● Job
Copy out all lines of the records in which the word "ylabel" appears.
__________________________________________________
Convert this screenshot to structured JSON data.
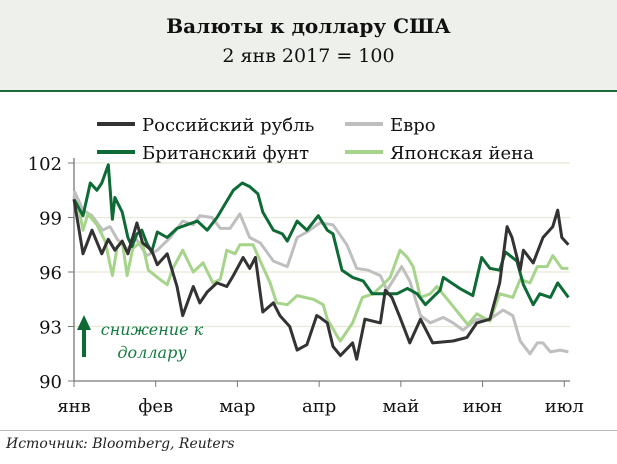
{
  "chart_data": {
    "type": "line",
    "title": "Валюты к доллару США",
    "subtitle": "2 янв 2017 = 100",
    "xlabel": "",
    "ylabel": "",
    "ylim": [
      90,
      102
    ],
    "xlim": [
      0,
      6.07
    ],
    "yticks": [
      90,
      93,
      96,
      99,
      102
    ],
    "xtick_labels": [
      "янв",
      "фев",
      "мар",
      "апр",
      "май",
      "июн",
      "июл"
    ],
    "grid": true,
    "legend_position": "top",
    "annotation": {
      "line1": "снижение к",
      "line2": "доллару"
    },
    "source": "Источник: Bloomberg, Reuters",
    "series": [
      {
        "name": "Российский рубль",
        "color": "#333333",
        "points": [
          [
            0,
            100
          ],
          [
            0.11,
            97
          ],
          [
            0.22,
            98.3
          ],
          [
            0.34,
            97
          ],
          [
            0.42,
            97.8
          ],
          [
            0.5,
            97.2
          ],
          [
            0.59,
            97.7
          ],
          [
            0.66,
            97
          ],
          [
            0.77,
            98.7
          ],
          [
            0.84,
            97.6
          ],
          [
            0.95,
            97.2
          ],
          [
            1.02,
            96.4
          ],
          [
            1.14,
            97
          ],
          [
            1.26,
            95.2
          ],
          [
            1.33,
            93.6
          ],
          [
            1.46,
            95.2
          ],
          [
            1.54,
            94.3
          ],
          [
            1.63,
            94.9
          ],
          [
            1.75,
            95.4
          ],
          [
            1.87,
            95.2
          ],
          [
            1.95,
            95.8
          ],
          [
            2.07,
            96.8
          ],
          [
            2.15,
            96.2
          ],
          [
            2.22,
            96.8
          ],
          [
            2.31,
            93.8
          ],
          [
            2.44,
            94.3
          ],
          [
            2.52,
            93.6
          ],
          [
            2.64,
            93
          ],
          [
            2.73,
            91.7
          ],
          [
            2.85,
            92
          ],
          [
            2.97,
            93.6
          ],
          [
            3.01,
            93.5
          ],
          [
            3.1,
            93.2
          ],
          [
            3.17,
            91.9
          ],
          [
            3.26,
            91.4
          ],
          [
            3.41,
            92.1
          ],
          [
            3.46,
            91.2
          ],
          [
            3.56,
            93.4
          ],
          [
            3.75,
            93.2
          ],
          [
            3.81,
            95
          ],
          [
            3.89,
            94.6
          ],
          [
            3.99,
            93.5
          ],
          [
            4.11,
            92.1
          ],
          [
            4.24,
            93.4
          ],
          [
            4.39,
            92.1
          ],
          [
            4.64,
            92.2
          ],
          [
            4.81,
            92.4
          ],
          [
            4.93,
            93.2
          ],
          [
            5.09,
            93.4
          ],
          [
            5.21,
            95.4
          ],
          [
            5.3,
            98.5
          ],
          [
            5.36,
            97.9
          ],
          [
            5.46,
            96.1
          ],
          [
            5.5,
            97.2
          ],
          [
            5.62,
            96.5
          ],
          [
            5.74,
            97.9
          ],
          [
            5.86,
            98.5
          ],
          [
            5.92,
            99.4
          ],
          [
            5.97,
            97.9
          ],
          [
            6.05,
            97.5
          ]
        ]
      },
      {
        "name": "Евро",
        "color": "#bfbfbf",
        "points": [
          [
            0,
            100
          ],
          [
            0.01,
            100.4
          ],
          [
            0.11,
            99.4
          ],
          [
            0.22,
            99.1
          ],
          [
            0.35,
            98.3
          ],
          [
            0.44,
            98.5
          ],
          [
            0.53,
            97.8
          ],
          [
            0.65,
            97.2
          ],
          [
            0.75,
            97.9
          ],
          [
            0.89,
            96.9
          ],
          [
            1.02,
            97.2
          ],
          [
            1.18,
            97.9
          ],
          [
            1.33,
            98.8
          ],
          [
            1.46,
            98.6
          ],
          [
            1.54,
            99.1
          ],
          [
            1.69,
            99
          ],
          [
            1.79,
            98.4
          ],
          [
            1.91,
            98.4
          ],
          [
            2.03,
            99.2
          ],
          [
            2.15,
            97.9
          ],
          [
            2.28,
            97.6
          ],
          [
            2.44,
            96.6
          ],
          [
            2.61,
            96.3
          ],
          [
            2.73,
            97.9
          ],
          [
            2.85,
            98.2
          ],
          [
            3.01,
            98.7
          ],
          [
            3.17,
            98.6
          ],
          [
            3.34,
            97.5
          ],
          [
            3.46,
            96.2
          ],
          [
            3.6,
            96.1
          ],
          [
            3.75,
            95.8
          ],
          [
            3.83,
            95
          ],
          [
            4.01,
            96.3
          ],
          [
            4.11,
            95.5
          ],
          [
            4.24,
            93.6
          ],
          [
            4.36,
            93.2
          ],
          [
            4.52,
            93.5
          ],
          [
            4.64,
            93.2
          ],
          [
            4.76,
            92.8
          ],
          [
            4.93,
            93.4
          ],
          [
            5.09,
            93.4
          ],
          [
            5.25,
            93.9
          ],
          [
            5.37,
            93.6
          ],
          [
            5.46,
            92.2
          ],
          [
            5.58,
            91.5
          ],
          [
            5.67,
            92.1
          ],
          [
            5.74,
            92.1
          ],
          [
            5.83,
            91.6
          ],
          [
            5.95,
            91.7
          ],
          [
            6.05,
            91.6
          ]
        ]
      },
      {
        "name": "Британский фунт",
        "color": "#0e6b36",
        "points": [
          [
            0,
            100
          ],
          [
            0.11,
            99.1
          ],
          [
            0.2,
            100.9
          ],
          [
            0.28,
            100.5
          ],
          [
            0.34,
            100.9
          ],
          [
            0.42,
            101.9
          ],
          [
            0.47,
            98.9
          ],
          [
            0.5,
            100.1
          ],
          [
            0.59,
            99.3
          ],
          [
            0.66,
            97.9
          ],
          [
            0.71,
            97.4
          ],
          [
            0.77,
            98.1
          ],
          [
            0.83,
            98.3
          ],
          [
            0.89,
            97.6
          ],
          [
            0.95,
            97.1
          ],
          [
            1.02,
            98.2
          ],
          [
            1.14,
            97.9
          ],
          [
            1.26,
            98.4
          ],
          [
            1.38,
            98.6
          ],
          [
            1.51,
            98.8
          ],
          [
            1.63,
            98.3
          ],
          [
            1.75,
            99
          ],
          [
            1.87,
            99.9
          ],
          [
            1.95,
            100.5
          ],
          [
            2.06,
            100.9
          ],
          [
            2.15,
            100.7
          ],
          [
            2.25,
            100.3
          ],
          [
            2.31,
            99.3
          ],
          [
            2.44,
            98.3
          ],
          [
            2.55,
            98.1
          ],
          [
            2.61,
            97.7
          ],
          [
            2.73,
            98.8
          ],
          [
            2.85,
            98.3
          ],
          [
            2.99,
            99.1
          ],
          [
            3.1,
            98.3
          ],
          [
            3.17,
            98.1
          ],
          [
            3.28,
            96.1
          ],
          [
            3.41,
            95.7
          ],
          [
            3.54,
            95.5
          ],
          [
            3.65,
            94.8
          ],
          [
            3.83,
            94.8
          ],
          [
            3.95,
            94.8
          ],
          [
            4.08,
            95.1
          ],
          [
            4.2,
            94.8
          ],
          [
            4.3,
            94.2
          ],
          [
            4.39,
            94.6
          ],
          [
            4.48,
            95
          ],
          [
            4.52,
            95.7
          ],
          [
            4.72,
            95.1
          ],
          [
            4.88,
            94.7
          ],
          [
            4.99,
            96.8
          ],
          [
            5.09,
            96.2
          ],
          [
            5.21,
            96.1
          ],
          [
            5.28,
            97.1
          ],
          [
            5.42,
            96.6
          ],
          [
            5.5,
            95.3
          ],
          [
            5.62,
            94.2
          ],
          [
            5.7,
            94.8
          ],
          [
            5.83,
            94.6
          ],
          [
            5.92,
            95.4
          ],
          [
            6.05,
            94.6
          ]
        ]
      },
      {
        "name": "Японская йена",
        "color": "#a6d48a",
        "points": [
          [
            0,
            100
          ],
          [
            0.05,
            99.7
          ],
          [
            0.11,
            98.3
          ],
          [
            0.17,
            99.2
          ],
          [
            0.28,
            98.6
          ],
          [
            0.38,
            97.7
          ],
          [
            0.47,
            95.8
          ],
          [
            0.53,
            97.4
          ],
          [
            0.59,
            97.7
          ],
          [
            0.65,
            95.8
          ],
          [
            0.72,
            97.3
          ],
          [
            0.83,
            97.7
          ],
          [
            0.91,
            96.1
          ],
          [
            1.05,
            95.6
          ],
          [
            1.14,
            95.3
          ],
          [
            1.21,
            96.2
          ],
          [
            1.33,
            97.2
          ],
          [
            1.46,
            96
          ],
          [
            1.58,
            96.5
          ],
          [
            1.7,
            95.4
          ],
          [
            1.79,
            95.6
          ],
          [
            1.87,
            97.2
          ],
          [
            1.97,
            97
          ],
          [
            2.03,
            97.5
          ],
          [
            2.19,
            97.5
          ],
          [
            2.28,
            96.6
          ],
          [
            2.4,
            95.4
          ],
          [
            2.48,
            94.3
          ],
          [
            2.61,
            94.2
          ],
          [
            2.73,
            94.7
          ],
          [
            2.93,
            94.5
          ],
          [
            3.05,
            94.2
          ],
          [
            3.1,
            93.4
          ],
          [
            3.23,
            92.4
          ],
          [
            3.26,
            92.2
          ],
          [
            3.41,
            93.2
          ],
          [
            3.53,
            94.6
          ],
          [
            3.66,
            94.8
          ],
          [
            3.78,
            95.3
          ],
          [
            3.87,
            95.7
          ],
          [
            3.99,
            97.2
          ],
          [
            4.08,
            96.8
          ],
          [
            4.15,
            96.3
          ],
          [
            4.24,
            94.6
          ],
          [
            4.36,
            94.8
          ],
          [
            4.44,
            95.2
          ],
          [
            4.57,
            94.5
          ],
          [
            4.82,
            93.1
          ],
          [
            4.93,
            93.7
          ],
          [
            5.09,
            93.3
          ],
          [
            5.21,
            94.8
          ],
          [
            5.37,
            94.6
          ],
          [
            5.46,
            95.6
          ],
          [
            5.58,
            95.4
          ],
          [
            5.67,
            96.3
          ],
          [
            5.79,
            96.3
          ],
          [
            5.86,
            96.9
          ],
          [
            5.97,
            96.2
          ],
          [
            6.05,
            96.2
          ]
        ]
      }
    ]
  }
}
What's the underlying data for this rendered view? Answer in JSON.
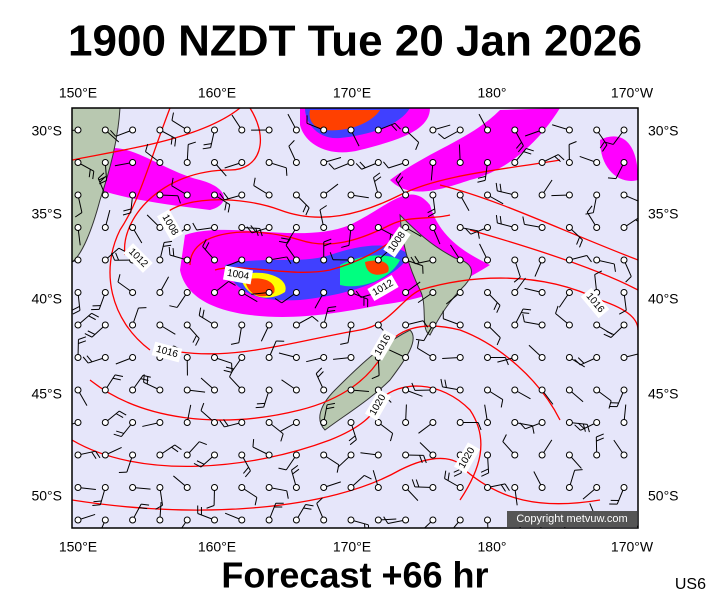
{
  "title": "1900 NZDT Tue 20 Jan 2026",
  "x_axis_labels": [
    "150°E",
    "160°E",
    "170°E",
    "180°",
    "170°W"
  ],
  "y_axis_labels": [
    "30°S",
    "35°S",
    "40°S",
    "45°S",
    "50°S"
  ],
  "isobar_labels": [
    "1008",
    "1012",
    "1004",
    "1008",
    "1012",
    "1016",
    "1016",
    "1020",
    "1020",
    "1016"
  ],
  "copyright": "Copyright metvuw.com",
  "footer": {
    "forecast": "Forecast +66 hr",
    "code": "US6"
  }
}
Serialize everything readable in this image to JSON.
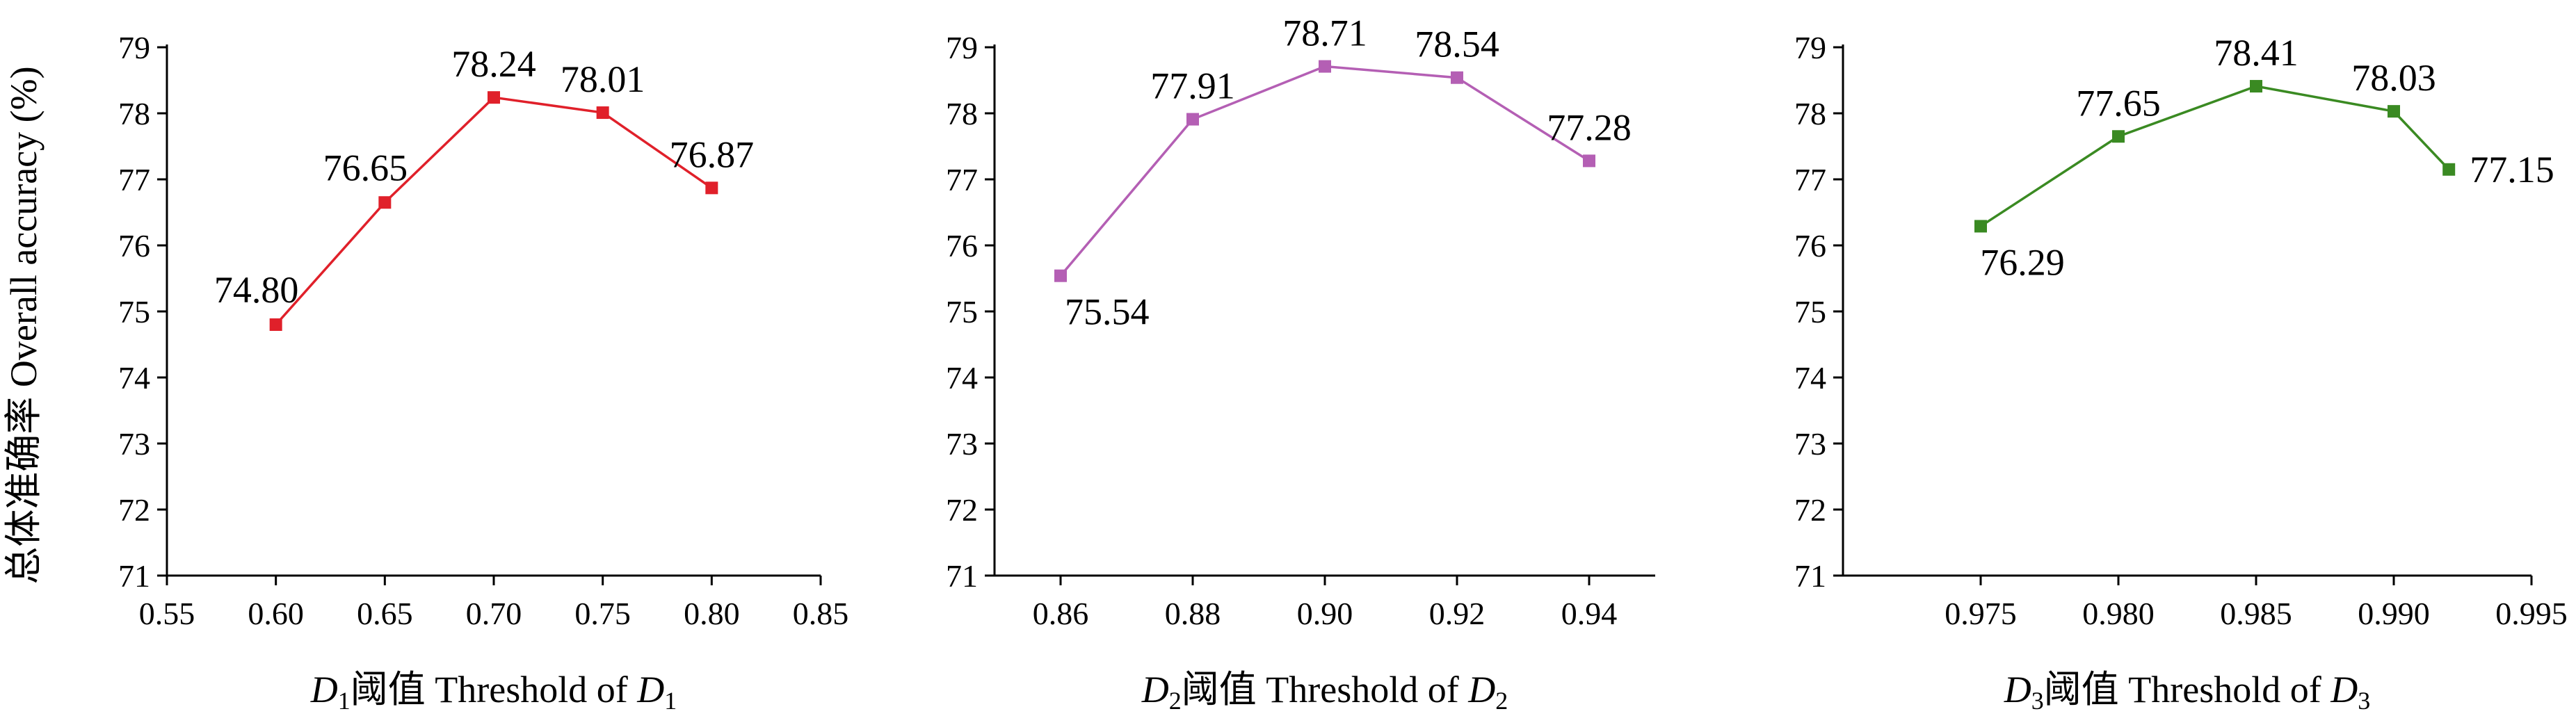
{
  "ylabel": "总体准确率 Overall accuracy (%)",
  "chart_data": [
    {
      "type": "line",
      "xlabel": {
        "pre": "D",
        "sub": "1",
        "mid": "阈值 Threshold of ",
        "post": "D",
        "sub2": "1"
      },
      "color": "#e0202a",
      "xlim": [
        0.55,
        0.85
      ],
      "xticks": [
        "0.55",
        "0.60",
        "0.65",
        "0.70",
        "0.75",
        "0.80",
        "0.85"
      ],
      "ylim": [
        71,
        79
      ],
      "yticks": [
        "71",
        "72",
        "73",
        "74",
        "75",
        "76",
        "77",
        "78",
        "79"
      ],
      "x": [
        0.6,
        0.65,
        0.7,
        0.75,
        0.8
      ],
      "y": [
        74.8,
        76.65,
        78.24,
        78.01,
        76.87
      ],
      "labels": [
        "74.80",
        "76.65",
        "78.24",
        "78.01",
        "76.87"
      ],
      "label_pos": [
        "above-left",
        "above-left",
        "above",
        "above",
        "above"
      ]
    },
    {
      "type": "line",
      "xlabel": {
        "pre": "D",
        "sub": "2",
        "mid": "阈值 Threshold of ",
        "post": "D",
        "sub2": "2"
      },
      "color": "#b45fb4",
      "xlim": [
        0.85,
        0.95
      ],
      "xticks": [
        "0.86",
        "0.88",
        "0.90",
        "0.92",
        "0.94"
      ],
      "ylim": [
        71,
        79
      ],
      "yticks": [
        "71",
        "72",
        "73",
        "74",
        "75",
        "76",
        "77",
        "78",
        "79"
      ],
      "x": [
        0.86,
        0.88,
        0.9,
        0.92,
        0.94
      ],
      "y": [
        75.54,
        77.91,
        78.71,
        78.54,
        77.28
      ],
      "labels": [
        "75.54",
        "77.91",
        "78.71",
        "78.54",
        "77.28"
      ],
      "label_pos": [
        "below",
        "above",
        "above",
        "above",
        "above"
      ]
    },
    {
      "type": "line",
      "xlabel": {
        "pre": "D",
        "sub": "3",
        "mid": "阈值 Threshold of ",
        "post": "D",
        "sub2": "3"
      },
      "color": "#3a8a22",
      "xlim": [
        0.97,
        0.995
      ],
      "xticks": [
        "0.975",
        "0.980",
        "0.985",
        "0.990",
        "0.995"
      ],
      "ylim": [
        71,
        79
      ],
      "yticks": [
        "71",
        "72",
        "73",
        "74",
        "75",
        "76",
        "77",
        "78",
        "79"
      ],
      "x": [
        0.975,
        0.98,
        0.985,
        0.99,
        0.992
      ],
      "y": [
        76.29,
        77.65,
        78.41,
        78.03,
        77.15
      ],
      "labels": [
        "76.29",
        "77.65",
        "78.41",
        "78.03",
        "77.15"
      ],
      "label_pos": [
        "below",
        "above",
        "above",
        "above",
        "right"
      ]
    }
  ]
}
__________________________________________________
● Solution for this task
    "ylabel": "",
  "ylabel": "总体准确率 Overall accuracy (%)",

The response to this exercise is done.